MATERIAL FOR THE TASK:
(begin)
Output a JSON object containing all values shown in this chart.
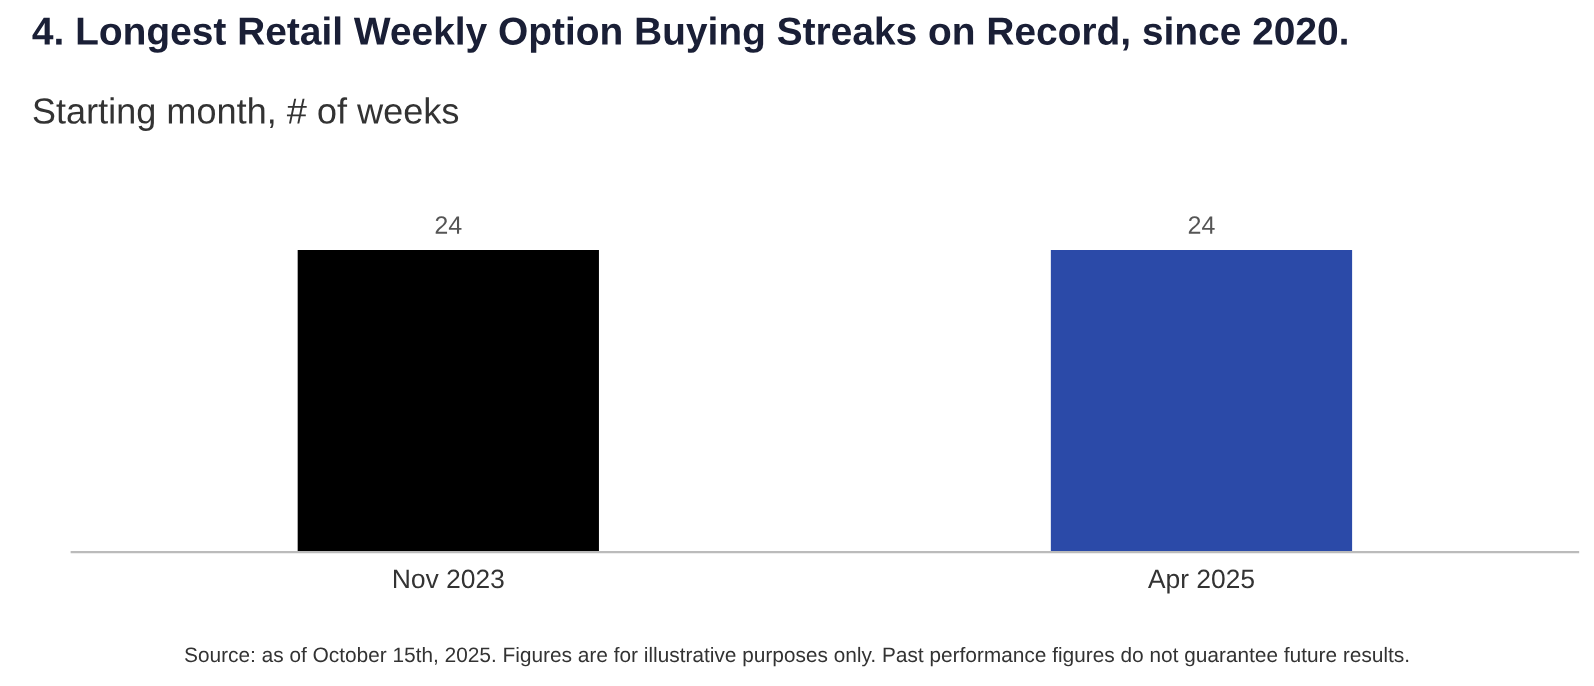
{
  "chart_data": {
    "type": "bar",
    "title": "4. Longest Retail Weekly Option Buying Streaks on Record, since 2020.",
    "subtitle": "Starting month, # of weeks",
    "categories": [
      "Nov 2023",
      "Apr 2025"
    ],
    "values": [
      24,
      24
    ],
    "colors": [
      "#000000",
      "#2b4aa8"
    ],
    "data_labels": true,
    "grid": false,
    "legend": false,
    "annotations": [
      "Source: as of October 15th, 2025. Figures are for illustrative purposes only. Past performance figures do not guarantee future results."
    ]
  }
}
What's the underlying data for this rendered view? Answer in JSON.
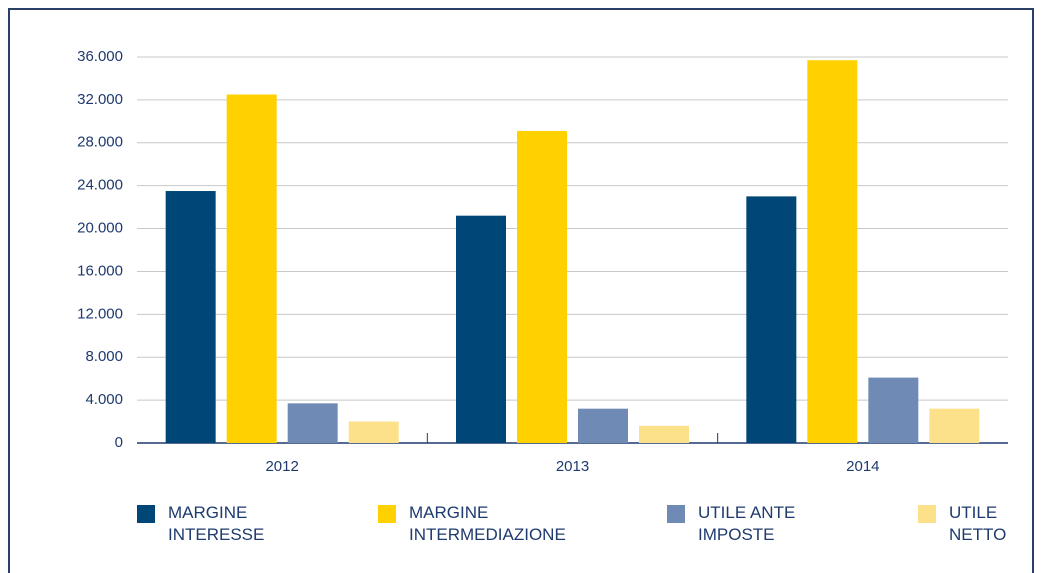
{
  "chart_data": {
    "type": "bar",
    "categories": [
      "2012",
      "2013",
      "2014"
    ],
    "series": [
      {
        "name": "MARGINE INTERESSE",
        "color": "#004677",
        "values": [
          23500,
          21200,
          23000
        ]
      },
      {
        "name": "MARGINE INTERMEDIAZIONE",
        "color": "#ffd100",
        "values": [
          32500,
          29100,
          35700
        ]
      },
      {
        "name": "UTILE ANTE IMPOSTE",
        "color": "#6f8bb5",
        "values": [
          3700,
          3200,
          6100
        ]
      },
      {
        "name": "UTILE NETTO",
        "color": "#fde18a",
        "values": [
          2000,
          1600,
          3200
        ]
      }
    ],
    "ylim": [
      0,
      36000
    ],
    "yticks": [
      0,
      {
        "value": 4000,
        "label": "4.000"
      },
      {
        "value": 8000,
        "label": "8.000"
      },
      {
        "value": 12000,
        "label": "12.000"
      },
      {
        "value": 16000,
        "label": "16.000"
      },
      {
        "value": 20000,
        "label": "20.000"
      },
      {
        "value": 24000,
        "label": "24.000"
      },
      {
        "value": 28000,
        "label": "28.000"
      },
      {
        "value": 32000,
        "label": "32.000"
      },
      {
        "value": 36000,
        "label": "36.000"
      }
    ],
    "grid": true,
    "legend": "bottom"
  }
}
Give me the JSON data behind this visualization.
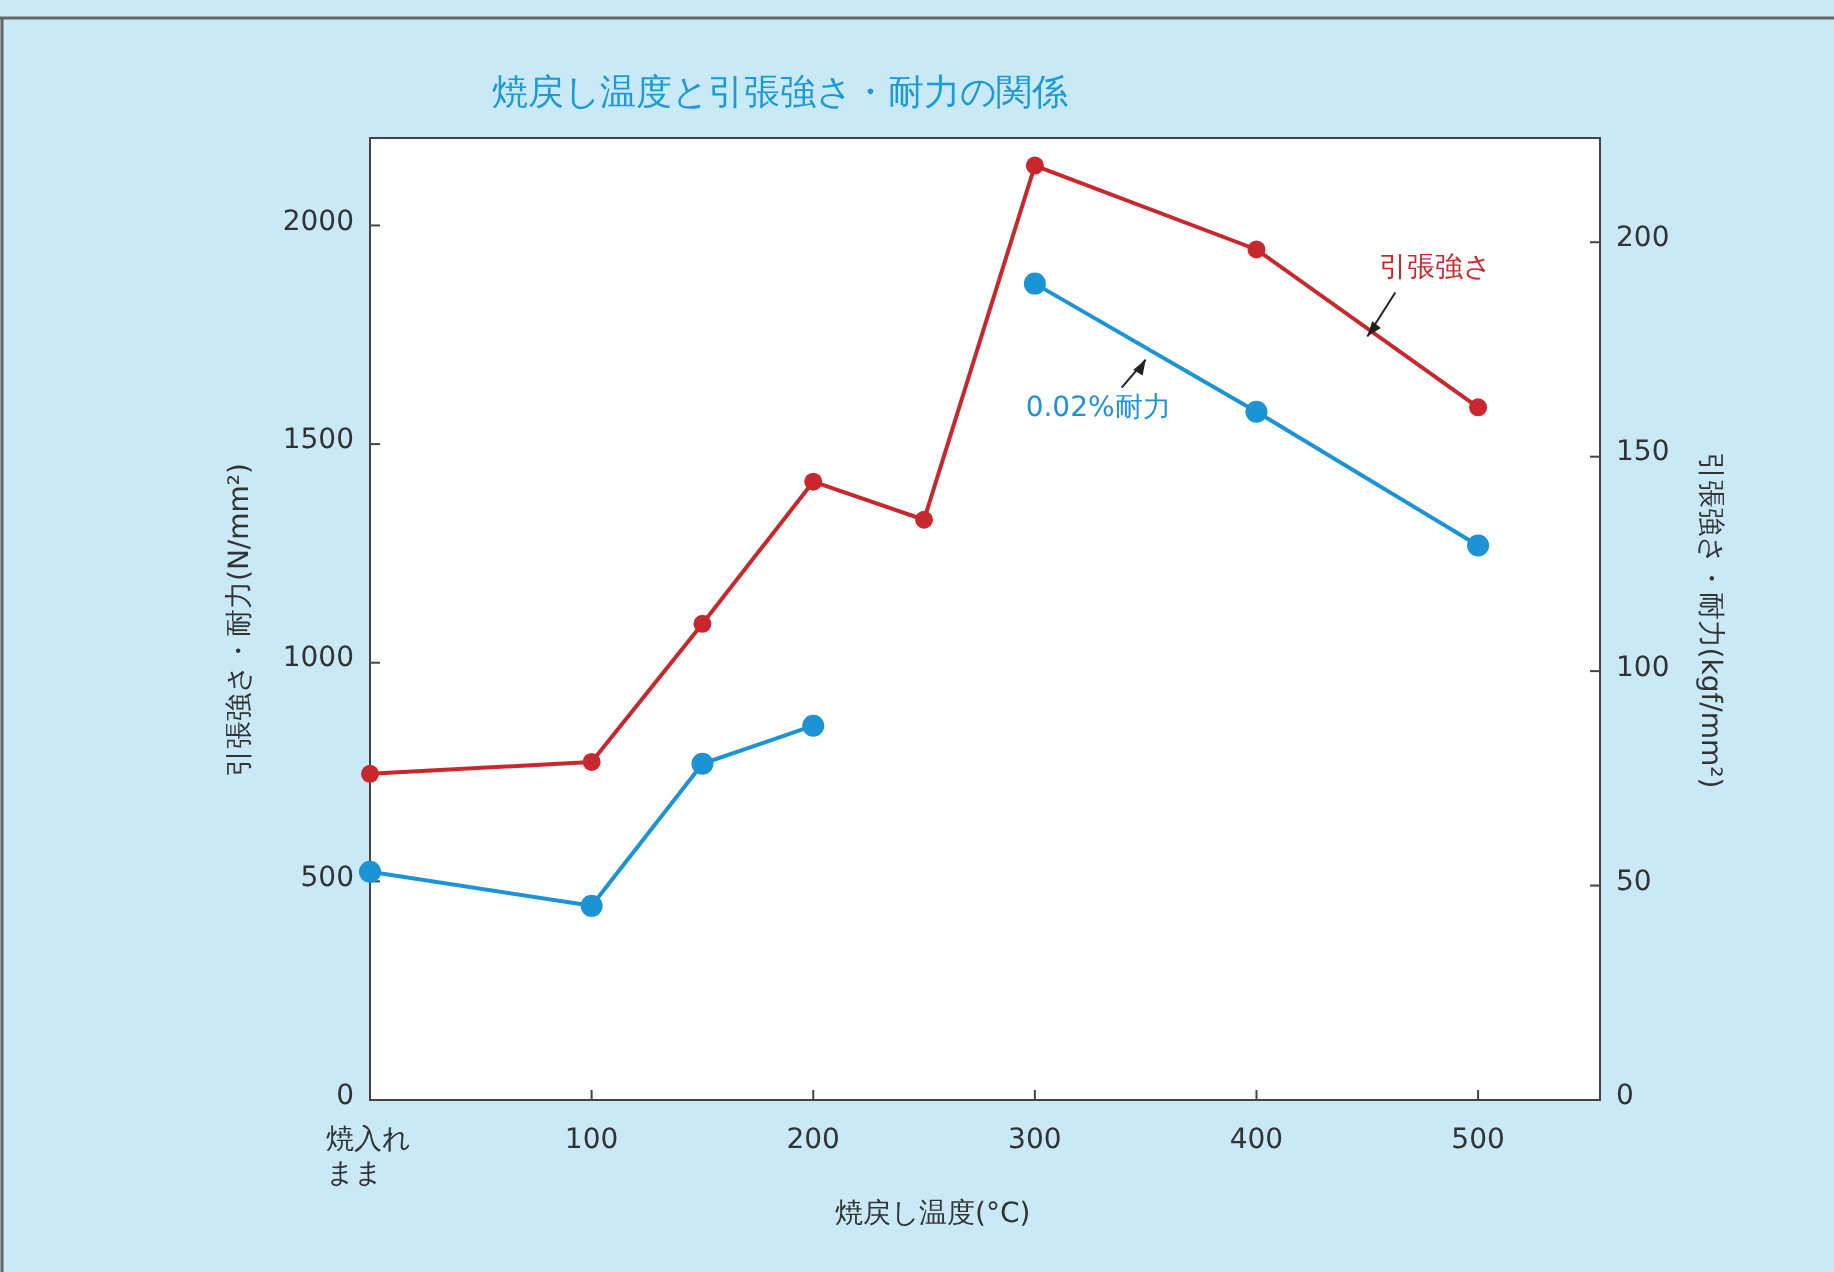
{
  "chart_data": {
    "type": "line",
    "title": "焼戻し温度と引張強さ・耐力の関係",
    "xlabel": "焼戻し温度(°C)",
    "ylabel": "引張強さ・耐力(N/mm²)",
    "y2label": "引張強さ・耐力(kgf/mm²)",
    "x": [
      0,
      100,
      150,
      200,
      250,
      300,
      400,
      500
    ],
    "xlim": [
      0,
      555
    ],
    "xticks": [
      {
        "value": 0,
        "label": "焼入れまま"
      },
      100,
      200,
      300,
      400,
      500
    ],
    "ylim": [
      0,
      2200
    ],
    "yticks": [
      0,
      500,
      1000,
      1500,
      2000
    ],
    "y2lim": [
      0,
      224.3
    ],
    "y2ticks": [
      0,
      50,
      100,
      150,
      200
    ],
    "marker": "circle",
    "series": [
      {
        "name": "引張強さ",
        "color": "#c8282d",
        "values": [
          746,
          773,
          1089,
          1414,
          1327,
          2137,
          1945,
          1584
        ]
      },
      {
        "name": "0.02%耐力",
        "color": "#1c93d4",
        "values": [
          522,
          444,
          769,
          856,
          null,
          1867,
          1574,
          1268
        ]
      }
    ]
  }
}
(end)
WHAT THE EXERCISE ASKS: Copy out the entries verbatim and leave the images out.

OUTPUT OF THE TASK:
Output a JSON object containing all values shown in this chart.
{
  "chart_data": {
    "type": "bar",
    "title": "4. Longest Retail Weekly Option Buying Streaks on Record, since 2020.",
    "subtitle": "Starting month, # of weeks",
    "categories": [
      "Nov 2023",
      "Apr 2025"
    ],
    "values": [
      24,
      24
    ],
    "colors": [
      "#000000",
      "#2b4aa8"
    ],
    "data_labels": true,
    "grid": false,
    "legend": false,
    "annotations": [
      "Source: as of October 15th, 2025. Figures are for illustrative purposes only. Past performance figures do not guarantee future results."
    ]
  }
}
What's the underlying data for this rendered view? Answer in JSON.
{
  "chart_data": {
    "type": "bar",
    "categories": [
      "2012",
      "2013",
      "2014"
    ],
    "series": [
      {
        "name": "MARGINE INTERESSE",
        "color": "#004677",
        "values": [
          23500,
          21200,
          23000
        ]
      },
      {
        "name": "MARGINE INTERMEDIAZIONE",
        "color": "#ffd100",
        "values": [
          32500,
          29100,
          35700
        ]
      },
      {
        "name": "UTILE ANTE IMPOSTE",
        "color": "#6f8bb5",
        "values": [
          3700,
          3200,
          6100
        ]
      },
      {
        "name": "UTILE NETTO",
        "color": "#fde18a",
        "values": [
          2000,
          1600,
          3200
        ]
      }
    ],
    "ylim": [
      0,
      36000
    ],
    "yticks": [
      0,
      {
        "value": 4000,
        "label": "4.000"
      },
      {
        "value": 8000,
        "label": "8.000"
      },
      {
        "value": 12000,
        "label": "12.000"
      },
      {
        "value": 16000,
        "label": "16.000"
      },
      {
        "value": 20000,
        "label": "20.000"
      },
      {
        "value": 24000,
        "label": "24.000"
      },
      {
        "value": 28000,
        "label": "28.000"
      },
      {
        "value": 32000,
        "label": "32.000"
      },
      {
        "value": 36000,
        "label": "36.000"
      }
    ],
    "grid": true,
    "legend": "bottom"
  }
}
Give me the JSON data behind this visualization.
{
  "chart_data": {
    "type": "line",
    "title": "焼戻し温度と引張強さ・耐力の関係",
    "xlabel": "焼戻し温度(°C)",
    "ylabel": "引張強さ・耐力(N/mm²)",
    "y2label": "引張強さ・耐力(kgf/mm²)",
    "x": [
      0,
      100,
      150,
      200,
      250,
      300,
      400,
      500
    ],
    "xlim": [
      0,
      555
    ],
    "xticks": [
      {
        "value": 0,
        "label": "焼入れまま"
      },
      100,
      200,
      300,
      400,
      500
    ],
    "ylim": [
      0,
      2200
    ],
    "yticks": [
      0,
      500,
      1000,
      1500,
      2000
    ],
    "y2lim": [
      0,
      224.3
    ],
    "y2ticks": [
      0,
      50,
      100,
      150,
      200
    ],
    "marker": "circle",
    "series": [
      {
        "name": "引張強さ",
        "color": "#c8282d",
        "values": [
          746,
          773,
          1089,
          1414,
          1327,
          2137,
          1945,
          1584
        ]
      },
      {
        "name": "0.02%耐力",
        "color": "#1c93d4",
        "values": [
          522,
          444,
          769,
          856,
          null,
          1867,
          1574,
          1268
        ]
      }
    ]
  }
}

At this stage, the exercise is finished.